DATA ROWS
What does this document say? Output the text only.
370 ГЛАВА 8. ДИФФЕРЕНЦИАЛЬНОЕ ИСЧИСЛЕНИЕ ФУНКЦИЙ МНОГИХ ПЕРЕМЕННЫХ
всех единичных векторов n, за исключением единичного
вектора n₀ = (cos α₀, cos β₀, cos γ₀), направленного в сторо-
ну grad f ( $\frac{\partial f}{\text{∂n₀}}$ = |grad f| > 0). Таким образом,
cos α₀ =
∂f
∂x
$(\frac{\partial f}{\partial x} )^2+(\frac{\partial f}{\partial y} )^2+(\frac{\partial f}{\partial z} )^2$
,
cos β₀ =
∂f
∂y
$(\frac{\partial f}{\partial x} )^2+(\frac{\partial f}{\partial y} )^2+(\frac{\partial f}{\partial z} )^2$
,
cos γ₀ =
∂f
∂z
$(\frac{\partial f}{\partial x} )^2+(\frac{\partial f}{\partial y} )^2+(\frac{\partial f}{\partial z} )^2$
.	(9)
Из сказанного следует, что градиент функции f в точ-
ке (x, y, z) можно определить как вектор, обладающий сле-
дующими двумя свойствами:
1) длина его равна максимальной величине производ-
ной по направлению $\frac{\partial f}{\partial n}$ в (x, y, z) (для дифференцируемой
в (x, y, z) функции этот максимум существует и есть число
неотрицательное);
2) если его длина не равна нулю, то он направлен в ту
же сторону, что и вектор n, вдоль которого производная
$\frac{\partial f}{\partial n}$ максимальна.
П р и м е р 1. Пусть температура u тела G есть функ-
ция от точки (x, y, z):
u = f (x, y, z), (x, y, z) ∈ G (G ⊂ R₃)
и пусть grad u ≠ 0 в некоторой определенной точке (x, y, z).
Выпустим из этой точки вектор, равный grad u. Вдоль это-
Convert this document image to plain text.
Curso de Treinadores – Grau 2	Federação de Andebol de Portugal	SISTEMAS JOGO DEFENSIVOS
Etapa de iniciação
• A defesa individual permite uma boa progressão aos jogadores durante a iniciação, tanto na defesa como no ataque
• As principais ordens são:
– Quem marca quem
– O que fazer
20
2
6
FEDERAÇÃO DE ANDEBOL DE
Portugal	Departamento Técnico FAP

WHAT THE TASK ASKS
Locate "Convert this document image to plain text." in the material, then quote the line that contains it and all lines after it through the final one.

COMPLETED TASK
Convert this document image to plain text.
Curso de Treinadores – Grau 2	Federação de Andebol de Portugal	SISTEMAS JOGO DEFENSIVOS
Etapa de iniciação
• A defesa individual permite uma boa progressão aos jogadores durante a iniciação, tanto na defesa como no ataque
• As principais ordens são:
– Quem marca quem
– O que fazer
20
2
6
FEDERAÇÃO DE ANDEBOL DE
Portugal	Departamento Técnico FAP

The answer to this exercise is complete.